▶ _Exercise instructions_:
Isolate every line in the data with the string "target" and copy it.

▶ _Available data_:
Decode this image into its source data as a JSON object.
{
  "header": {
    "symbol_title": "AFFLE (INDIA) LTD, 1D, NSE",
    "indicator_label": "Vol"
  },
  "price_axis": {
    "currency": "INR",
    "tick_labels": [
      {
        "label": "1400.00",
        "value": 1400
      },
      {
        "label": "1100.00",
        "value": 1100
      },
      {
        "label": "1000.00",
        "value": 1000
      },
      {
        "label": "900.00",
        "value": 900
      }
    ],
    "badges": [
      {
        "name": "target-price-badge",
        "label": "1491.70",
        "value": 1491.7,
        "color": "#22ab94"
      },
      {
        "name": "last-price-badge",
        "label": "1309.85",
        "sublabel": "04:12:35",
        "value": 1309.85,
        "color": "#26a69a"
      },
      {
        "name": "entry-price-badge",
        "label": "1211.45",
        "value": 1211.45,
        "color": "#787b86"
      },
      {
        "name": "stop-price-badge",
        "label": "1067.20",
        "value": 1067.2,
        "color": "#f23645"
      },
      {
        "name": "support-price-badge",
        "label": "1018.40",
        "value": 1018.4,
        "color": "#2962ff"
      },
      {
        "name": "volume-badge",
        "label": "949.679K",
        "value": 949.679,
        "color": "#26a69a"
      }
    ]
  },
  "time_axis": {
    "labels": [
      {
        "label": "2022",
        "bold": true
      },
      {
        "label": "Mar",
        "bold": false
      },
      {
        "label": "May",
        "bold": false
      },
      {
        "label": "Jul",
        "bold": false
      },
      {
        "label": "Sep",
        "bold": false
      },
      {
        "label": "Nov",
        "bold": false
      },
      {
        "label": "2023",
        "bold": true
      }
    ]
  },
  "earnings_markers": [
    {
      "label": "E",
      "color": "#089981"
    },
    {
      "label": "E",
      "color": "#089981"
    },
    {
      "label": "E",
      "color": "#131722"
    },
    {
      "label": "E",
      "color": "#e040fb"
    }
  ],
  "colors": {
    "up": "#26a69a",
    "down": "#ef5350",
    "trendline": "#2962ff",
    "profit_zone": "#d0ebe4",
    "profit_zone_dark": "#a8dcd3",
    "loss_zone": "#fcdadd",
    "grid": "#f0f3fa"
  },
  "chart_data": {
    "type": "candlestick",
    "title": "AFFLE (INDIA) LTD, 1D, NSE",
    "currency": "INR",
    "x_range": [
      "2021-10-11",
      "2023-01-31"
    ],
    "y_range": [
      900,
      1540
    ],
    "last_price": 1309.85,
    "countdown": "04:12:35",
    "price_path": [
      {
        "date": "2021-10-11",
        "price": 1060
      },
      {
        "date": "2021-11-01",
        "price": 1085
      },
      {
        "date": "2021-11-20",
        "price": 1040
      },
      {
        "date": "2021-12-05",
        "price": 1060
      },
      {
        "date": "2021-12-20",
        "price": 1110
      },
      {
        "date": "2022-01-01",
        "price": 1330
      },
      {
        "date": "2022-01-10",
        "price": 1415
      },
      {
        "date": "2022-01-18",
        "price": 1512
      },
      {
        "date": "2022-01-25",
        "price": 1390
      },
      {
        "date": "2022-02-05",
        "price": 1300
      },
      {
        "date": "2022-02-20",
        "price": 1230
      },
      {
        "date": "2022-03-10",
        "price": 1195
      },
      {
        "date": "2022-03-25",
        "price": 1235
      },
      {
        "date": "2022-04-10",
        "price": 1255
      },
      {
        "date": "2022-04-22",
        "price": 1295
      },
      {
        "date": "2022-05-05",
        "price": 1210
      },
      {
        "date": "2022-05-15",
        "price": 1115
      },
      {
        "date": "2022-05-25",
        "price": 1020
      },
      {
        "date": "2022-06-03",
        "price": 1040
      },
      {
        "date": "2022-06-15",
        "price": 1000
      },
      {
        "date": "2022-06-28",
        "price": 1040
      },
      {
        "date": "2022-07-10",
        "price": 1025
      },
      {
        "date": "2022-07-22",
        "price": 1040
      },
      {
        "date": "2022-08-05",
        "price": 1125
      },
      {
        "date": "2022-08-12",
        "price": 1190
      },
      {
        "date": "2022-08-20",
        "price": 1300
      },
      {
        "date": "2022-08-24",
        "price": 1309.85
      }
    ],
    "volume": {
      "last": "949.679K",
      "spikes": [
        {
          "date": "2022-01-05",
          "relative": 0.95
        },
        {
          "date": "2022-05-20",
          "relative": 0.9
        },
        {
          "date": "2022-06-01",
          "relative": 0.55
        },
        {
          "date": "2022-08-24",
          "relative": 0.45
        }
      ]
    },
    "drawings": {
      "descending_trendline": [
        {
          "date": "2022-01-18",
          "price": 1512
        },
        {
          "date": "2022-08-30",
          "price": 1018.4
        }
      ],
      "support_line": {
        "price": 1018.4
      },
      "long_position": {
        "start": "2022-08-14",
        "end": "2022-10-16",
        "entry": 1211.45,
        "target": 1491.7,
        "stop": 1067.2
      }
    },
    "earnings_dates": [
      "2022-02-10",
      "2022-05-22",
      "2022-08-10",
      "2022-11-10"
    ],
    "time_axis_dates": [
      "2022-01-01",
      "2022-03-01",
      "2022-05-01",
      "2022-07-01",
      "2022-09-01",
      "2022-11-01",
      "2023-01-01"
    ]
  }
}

▶ _Task answer_:
        "name": "target-price-badge",
        "target": 1491.7,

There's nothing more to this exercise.